Your goal.
Transcribe all of the records precisely as they are presented.

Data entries
▬▬▬▬▬▬

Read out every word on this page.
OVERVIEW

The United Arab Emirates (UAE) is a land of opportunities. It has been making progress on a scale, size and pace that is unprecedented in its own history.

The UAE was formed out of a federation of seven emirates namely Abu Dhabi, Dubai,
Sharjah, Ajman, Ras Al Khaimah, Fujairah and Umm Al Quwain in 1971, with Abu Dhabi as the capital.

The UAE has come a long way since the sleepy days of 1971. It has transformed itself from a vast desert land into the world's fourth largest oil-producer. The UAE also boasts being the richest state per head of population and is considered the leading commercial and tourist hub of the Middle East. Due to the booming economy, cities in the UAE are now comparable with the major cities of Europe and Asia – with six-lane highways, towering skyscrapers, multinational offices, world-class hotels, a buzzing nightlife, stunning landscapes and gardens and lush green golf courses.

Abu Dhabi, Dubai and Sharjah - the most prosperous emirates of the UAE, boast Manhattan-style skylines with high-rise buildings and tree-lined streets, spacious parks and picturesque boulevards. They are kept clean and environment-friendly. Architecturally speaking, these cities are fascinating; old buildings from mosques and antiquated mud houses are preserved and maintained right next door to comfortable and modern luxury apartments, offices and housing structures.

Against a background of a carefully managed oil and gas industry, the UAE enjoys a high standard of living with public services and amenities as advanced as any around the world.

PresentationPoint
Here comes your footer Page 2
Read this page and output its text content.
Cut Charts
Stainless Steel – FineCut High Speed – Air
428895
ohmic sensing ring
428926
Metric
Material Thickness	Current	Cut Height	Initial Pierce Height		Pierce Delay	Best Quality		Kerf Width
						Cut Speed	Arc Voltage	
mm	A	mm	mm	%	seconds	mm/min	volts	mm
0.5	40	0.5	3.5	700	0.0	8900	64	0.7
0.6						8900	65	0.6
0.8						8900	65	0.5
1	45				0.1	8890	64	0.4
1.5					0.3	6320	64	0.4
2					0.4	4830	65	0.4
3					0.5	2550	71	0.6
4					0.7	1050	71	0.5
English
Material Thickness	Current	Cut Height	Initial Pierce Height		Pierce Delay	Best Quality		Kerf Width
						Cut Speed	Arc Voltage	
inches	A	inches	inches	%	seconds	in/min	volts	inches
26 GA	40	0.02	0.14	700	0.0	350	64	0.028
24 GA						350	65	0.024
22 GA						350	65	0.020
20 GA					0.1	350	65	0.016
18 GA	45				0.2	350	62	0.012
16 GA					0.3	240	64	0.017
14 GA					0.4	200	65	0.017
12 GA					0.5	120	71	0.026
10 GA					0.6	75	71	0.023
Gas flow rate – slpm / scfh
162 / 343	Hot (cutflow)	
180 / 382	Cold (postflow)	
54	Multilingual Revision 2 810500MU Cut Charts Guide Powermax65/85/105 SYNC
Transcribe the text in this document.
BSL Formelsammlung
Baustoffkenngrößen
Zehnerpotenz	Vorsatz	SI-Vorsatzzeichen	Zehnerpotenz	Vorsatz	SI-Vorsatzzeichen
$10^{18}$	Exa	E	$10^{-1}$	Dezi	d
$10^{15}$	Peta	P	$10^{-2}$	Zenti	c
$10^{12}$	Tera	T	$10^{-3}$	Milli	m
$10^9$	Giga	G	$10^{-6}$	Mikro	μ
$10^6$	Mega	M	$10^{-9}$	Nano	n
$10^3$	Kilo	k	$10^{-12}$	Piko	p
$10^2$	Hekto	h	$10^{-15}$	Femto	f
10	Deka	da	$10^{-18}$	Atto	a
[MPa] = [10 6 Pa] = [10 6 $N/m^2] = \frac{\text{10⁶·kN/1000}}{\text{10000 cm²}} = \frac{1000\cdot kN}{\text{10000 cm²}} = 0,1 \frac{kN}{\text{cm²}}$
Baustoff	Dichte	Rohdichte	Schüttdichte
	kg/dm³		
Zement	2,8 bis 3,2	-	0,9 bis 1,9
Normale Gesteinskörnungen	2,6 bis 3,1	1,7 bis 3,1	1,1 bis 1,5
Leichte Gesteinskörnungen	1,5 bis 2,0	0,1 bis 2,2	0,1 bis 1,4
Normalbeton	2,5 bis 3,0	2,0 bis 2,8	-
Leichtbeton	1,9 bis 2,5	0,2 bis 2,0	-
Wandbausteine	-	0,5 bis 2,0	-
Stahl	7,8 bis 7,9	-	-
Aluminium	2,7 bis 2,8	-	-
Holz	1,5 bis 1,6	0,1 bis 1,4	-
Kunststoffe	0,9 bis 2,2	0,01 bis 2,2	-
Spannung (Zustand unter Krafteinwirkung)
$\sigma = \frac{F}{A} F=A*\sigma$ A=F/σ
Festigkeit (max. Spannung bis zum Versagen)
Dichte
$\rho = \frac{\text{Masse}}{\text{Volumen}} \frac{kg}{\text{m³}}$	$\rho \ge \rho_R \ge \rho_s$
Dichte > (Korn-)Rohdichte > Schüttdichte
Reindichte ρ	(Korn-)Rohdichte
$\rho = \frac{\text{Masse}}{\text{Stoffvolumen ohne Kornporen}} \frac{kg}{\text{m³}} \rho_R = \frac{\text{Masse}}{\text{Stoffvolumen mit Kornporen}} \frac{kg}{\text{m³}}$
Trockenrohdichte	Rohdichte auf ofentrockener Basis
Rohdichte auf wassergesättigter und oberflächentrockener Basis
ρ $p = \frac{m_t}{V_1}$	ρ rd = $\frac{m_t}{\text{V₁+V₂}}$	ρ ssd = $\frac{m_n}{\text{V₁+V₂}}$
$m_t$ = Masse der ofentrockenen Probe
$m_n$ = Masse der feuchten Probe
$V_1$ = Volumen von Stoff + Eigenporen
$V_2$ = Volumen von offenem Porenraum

▬▬▬▬▬▬

Written answer.
Read out every word on this page.
OVERVIEW

The United Arab Emirates (UAE) is a land of opportunities. It has been making progress on a scale, size and pace that is unprecedented in its own history.

The UAE was formed out of a federation of seven emirates namely Abu Dhabi, Dubai,
Sharjah, Ajman, Ras Al Khaimah, Fujairah and Umm Al Quwain in 1971, with Abu Dhabi as the capital.

The UAE has come a long way since the sleepy days of 1971. It has transformed itself from a vast desert land into the world's fourth largest oil-producer. The UAE also boasts being the richest state per head of population and is considered the leading commercial and tourist hub of the Middle East. Due to the booming economy, cities in the UAE are now comparable with the major cities of Europe and Asia – with six-lane highways, towering skyscrapers, multinational offices, world-class hotels, a buzzing nightlife, stunning landscapes and gardens and lush green golf courses.

Abu Dhabi, Dubai and Sharjah - the most prosperous emirates of the UAE, boast Manhattan-style skylines with high-rise buildings and tree-lined streets, spacious parks and picturesque boulevards. They are kept clean and environment-friendly. Architecturally speaking, these cities are fascinating; old buildings from mosques and antiquated mud houses are preserved and maintained right next door to comfortable and modern luxury apartments, offices and housing structures.

Against a background of a carefully managed oil and gas industry, the UAE enjoys a high standard of living with public services and amenities as advanced as any around the world.

PresentationPoint
Here comes your footer Page 2
Read this page and output its text content.
Cut Charts
Stainless Steel – FineCut High Speed – Air
428895
ohmic sensing ring
428926
Metric
Material Thickness	Current	Cut Height	Initial Pierce Height		Pierce Delay	Best Quality		Kerf Width
						Cut Speed	Arc Voltage	
mm	A	mm	mm	%	seconds	mm/min	volts	mm
0.5	40	0.5	3.5	700	0.0	8900	64	0.7
0.6						8900	65	0.6
0.8						8900	65	0.5
1	45				0.1	8890	64	0.4
1.5					0.3	6320	64	0.4
2					0.4	4830	65	0.4
3					0.5	2550	71	0.6
4					0.7	1050	71	0.5
English
Material Thickness	Current	Cut Height	Initial Pierce Height		Pierce Delay	Best Quality		Kerf Width
						Cut Speed	Arc Voltage	
inches	A	inches	inches	%	seconds	in/min	volts	inches
26 GA	40	0.02	0.14	700	0.0	350	64	0.028
24 GA						350	65	0.024
22 GA						350	65	0.020
20 GA					0.1	350	65	0.016
18 GA	45				0.2	350	62	0.012
16 GA					0.3	240	64	0.017
14 GA					0.4	200	65	0.017
12 GA					0.5	120	71	0.026
10 GA					0.6	75	71	0.023
Gas flow rate – slpm / scfh
162 / 343	Hot (cutflow)	
180 / 382	Cold (postflow)	
54	Multilingual Revision 2 810500MU Cut Charts Guide Powermax65/85/105 SYNC
Transcribe the text in this document.
BSL Formelsammlung
Baustoffkenngrößen
Zehnerpotenz	Vorsatz	SI-Vorsatzzeichen	Zehnerpotenz	Vorsatz	SI-Vorsatzzeichen
$10^{18}$	Exa	E	$10^{-1}$	Dezi	d
$10^{15}$	Peta	P	$10^{-2}$	Zenti	c
$10^{12}$	Tera	T	$10^{-3}$	Milli	m
$10^9$	Giga	G	$10^{-6}$	Mikro	μ
$10^6$	Mega	M	$10^{-9}$	Nano	n
$10^3$	Kilo	k	$10^{-12}$	Piko	p
$10^2$	Hekto	h	$10^{-15}$	Femto	f
10	Deka	da	$10^{-18}$	Atto	a
[MPa] = [10 6 Pa] = [10 6 $N/m^2] = \frac{\text{10⁶·kN/1000}}{\text{10000 cm²}} = \frac{1000\cdot kN}{\text{10000 cm²}} = 0,1 \frac{kN}{\text{cm²}}$
Baustoff	Dichte	Rohdichte	Schüttdichte
	kg/dm³		
Zement	2,8 bis 3,2	-	0,9 bis 1,9
Normale Gesteinskörnungen	2,6 bis 3,1	1,7 bis 3,1	1,1 bis 1,5
Leichte Gesteinskörnungen	1,5 bis 2,0	0,1 bis 2,2	0,1 bis 1,4
Normalbeton	2,5 bis 3,0	2,0 bis 2,8	-
Leichtbeton	1,9 bis 2,5	0,2 bis 2,0	-
Wandbausteine	-	0,5 bis 2,0	-
Stahl	7,8 bis 7,9	-	-
Aluminium	2,7 bis 2,8	-	-
Holz	1,5 bis 1,6	0,1 bis 1,4	-
Kunststoffe	0,9 bis 2,2	0,01 bis 2,2	-
Spannung (Zustand unter Krafteinwirkung)
$\sigma = \frac{F}{A} F=A*\sigma$ A=F/σ
Festigkeit (max. Spannung bis zum Versagen)
Dichte
$\rho = \frac{\text{Masse}}{\text{Volumen}} \frac{kg}{\text{m³}}$	$\rho \ge \rho_R \ge \rho_s$
Dichte > (Korn-)Rohdichte > Schüttdichte
Reindichte ρ	(Korn-)Rohdichte
$\rho = \frac{\text{Masse}}{\text{Stoffvolumen ohne Kornporen}} \frac{kg}{\text{m³}} \rho_R = \frac{\text{Masse}}{\text{Stoffvolumen mit Kornporen}} \frac{kg}{\text{m³}}$
Trockenrohdichte	Rohdichte auf ofentrockener Basis
Rohdichte auf wassergesättigter und oberflächentrockener Basis
ρ $p = \frac{m_t}{V_1}$	ρ rd = $\frac{m_t}{\text{V₁+V₂}}$	ρ ssd = $\frac{m_n}{\text{V₁+V₂}}$
$m_t$ = Masse der ofentrockenen Probe
$m_n$ = Masse der feuchten Probe
$V_1$ = Volumen von Stoff + Eigenporen
$V_2$ = Volumen von offenem Porenraum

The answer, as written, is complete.